# Texte proposé:
= = = = =
Pas si magique! A la base, j’aime bien cette saga. Le premier film, sorti il y a plus de 10 ans déjà, était vraiment une belle surprise. Il apportait de la fraicheur dans le genre thriller. Sa suite, sortie en 2016, était moins efficace, moins mémorable, mais pas totalement désagréable. Voilà maintenant que le troisième opus sort enfin, retardé pendant des années par le covid, des conflits d’emploi du temps des acteurs, et des réécritures. C’était l’une de mes plus grosses attentes de cette fin d’année. Ce « Insaisissables 3 » est une légère déception pour ma part. En effet, j’ai passé un plutôt bon moment devant. C’est tout à fait divertissant et un minimum amusant. À ce titre, le film mérite naturellement la moyenne selon moi. Mais j’en espérais plus!
Mon premier souci vient probablement du côté visuel. C’est encore un nouveau réalisateur qui vient derrière la caméra de ce troisième long métrage, en la personne de Ruben Fleisher (« Venom », « Uncharted », les « Zombieland »), qui est, disons-le, un yes man dans cette tâche. Il n’y a que très peu de recherche esthétique dans la mise en scène. Aucun plan ne reste en tête. C’est très plat, mais aussi pas toujours lisible dans les scènes d’action, la faute à un montage trop brutal et une caméra pas assez aérée. Ça manque cruellement de créativité à ce niveau là (à l’image des affiches promotionnelles de l’oeuvre). De plus, j’ai trouvé le film trop peu spectaculaire malgré le potentiel du concept.
= = = = =
# Matériel de travail:
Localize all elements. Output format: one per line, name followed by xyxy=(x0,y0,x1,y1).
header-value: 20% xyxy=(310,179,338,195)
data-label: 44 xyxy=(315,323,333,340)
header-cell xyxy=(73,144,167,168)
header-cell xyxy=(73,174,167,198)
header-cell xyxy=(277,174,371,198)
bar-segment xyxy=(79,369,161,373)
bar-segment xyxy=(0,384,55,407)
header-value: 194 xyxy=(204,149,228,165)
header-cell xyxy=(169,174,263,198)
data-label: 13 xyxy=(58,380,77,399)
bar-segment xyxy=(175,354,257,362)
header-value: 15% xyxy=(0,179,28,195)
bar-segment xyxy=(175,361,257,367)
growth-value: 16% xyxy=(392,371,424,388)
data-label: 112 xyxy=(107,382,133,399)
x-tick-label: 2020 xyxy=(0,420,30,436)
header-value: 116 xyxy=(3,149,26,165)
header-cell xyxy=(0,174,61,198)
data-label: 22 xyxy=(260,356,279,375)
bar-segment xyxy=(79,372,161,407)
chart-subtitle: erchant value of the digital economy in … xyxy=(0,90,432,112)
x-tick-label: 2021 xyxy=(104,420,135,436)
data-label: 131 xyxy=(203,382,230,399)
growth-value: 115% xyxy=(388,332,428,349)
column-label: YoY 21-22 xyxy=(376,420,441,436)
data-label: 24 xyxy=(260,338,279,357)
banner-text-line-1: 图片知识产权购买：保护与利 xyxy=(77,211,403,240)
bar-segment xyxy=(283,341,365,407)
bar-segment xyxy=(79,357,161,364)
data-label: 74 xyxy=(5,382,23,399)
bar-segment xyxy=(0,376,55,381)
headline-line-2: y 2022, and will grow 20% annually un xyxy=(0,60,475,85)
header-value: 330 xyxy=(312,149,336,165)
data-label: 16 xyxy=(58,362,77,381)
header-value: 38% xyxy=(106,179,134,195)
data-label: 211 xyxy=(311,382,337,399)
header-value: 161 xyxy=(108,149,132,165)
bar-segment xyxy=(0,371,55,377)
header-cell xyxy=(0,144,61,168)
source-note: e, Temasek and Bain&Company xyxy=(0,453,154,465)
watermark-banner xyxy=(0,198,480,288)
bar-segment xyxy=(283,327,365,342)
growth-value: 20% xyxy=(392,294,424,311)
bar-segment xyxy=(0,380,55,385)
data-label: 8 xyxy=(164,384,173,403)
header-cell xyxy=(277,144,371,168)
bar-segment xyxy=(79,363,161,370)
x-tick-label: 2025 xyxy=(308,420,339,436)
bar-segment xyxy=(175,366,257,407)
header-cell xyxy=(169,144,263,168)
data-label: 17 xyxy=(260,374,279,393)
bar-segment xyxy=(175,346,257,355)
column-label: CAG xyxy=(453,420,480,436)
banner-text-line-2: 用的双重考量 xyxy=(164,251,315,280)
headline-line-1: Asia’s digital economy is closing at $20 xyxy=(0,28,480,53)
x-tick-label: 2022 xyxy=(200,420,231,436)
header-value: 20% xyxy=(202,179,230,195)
= = = = =
# Questions sur le texte:
• 1. Reproduisez le passage de la critique du film « Insaisissables 3 » qui commence par « Pas si magique! » et se poursuit jusqu'à « j’en espérais plus! ».
• 2. Répondez aux questions suivantes d'après la critique du film « Insaisissables 3 » :
(a) En quelle année la suite du premier film est-elle sortie ?
(b) Quelles causes ont retardé la sortie du troisième opus pendant des années ?
(c) Qui réalise ce troisième long métrage ?
• 3. Prolongez la critique du film « Insaisissables 3 » à la suite de sa dernière phrase.

# Réponses attendues:
• 1.
Pas si magique! A la base, j’aime bien cette saga. Le premier film, sorti il y a plus de 10 ans déjà, était vraiment une belle surprise. Il apportait de la fraicheur dans le genre thriller. Sa suite, sortie en 2016, était moins efficace, moins mémorable, mais pas totalement désagréable. Voilà maintenant que le troisième opus sort enfin, retardé pendant des années par le covid, des conflits d’emploi du temps des acteurs, et des réécritures. C’était l’une de mes plus grosses attentes de cette fin d’année. Ce « Insaisissables 3 » est une légère déception pour ma part. En effet, j’ai passé un plutôt bon moment devant. C’est tout à fait divertissant et un minimum amusant. À ce titre, le film mérite naturellement la moyenne selon moi. Mais j’en espérais plus!

• 2.
(a) En 2016.
(b) Le covid, des conflits d'emploi du temps des acteurs et des réécritures.
(c) Ruben Fleisher.

• 3.
En outre, quelques scènes m’ont paru ridicules pendant le visionnage. Par exemple, et sans spoiler, tout ce qui tourne autour de la police nationale française qui intervient auprès de nos protagonistes fait peine à voir. Il y a un manque d’implication émotionnelle, surtout si on pense, en exemple, au traitement d’un personnage en particulier apparaissant 5 minutes en tout et pour tout à l’écran. J’ai aussi été dérangé de voir à quel point le film cherche à nous dire tout à haute voix. On a en effet tout un lot de répliques bâteau, qui ne servent à rien, voire qui sont surexplicatives, ce qui, parfois, me faisait sortir de l’oeuvre. La bande son, si elle n’utilise pas des thèmes déjà connus de la licence, est anecdotique. Et la méchante, au « coeur » de l’intrigue, est caricaturale à mon sens.
L’histoire, quand à elle, fait le boulot. On y retrouve quelques rebondissements sympa et bien pensés. « Now You See Me: Now You Don’t », dans son titre en vo, parvient quelque peu à surprendre dans son scénario (bien qu’il y ai des facilités). Le rythme est globalement super. J’ai trouvé le début compétent quant à sa capacité à nous replonger dans l’ambiance de cet univers magique. Par la suite, on a également une ou deux séquences bien fun (et ça donne envie de s’aventurer dans un escape game). Le troisième acte, en revanche, est gâché et ne m’a pas convaincu.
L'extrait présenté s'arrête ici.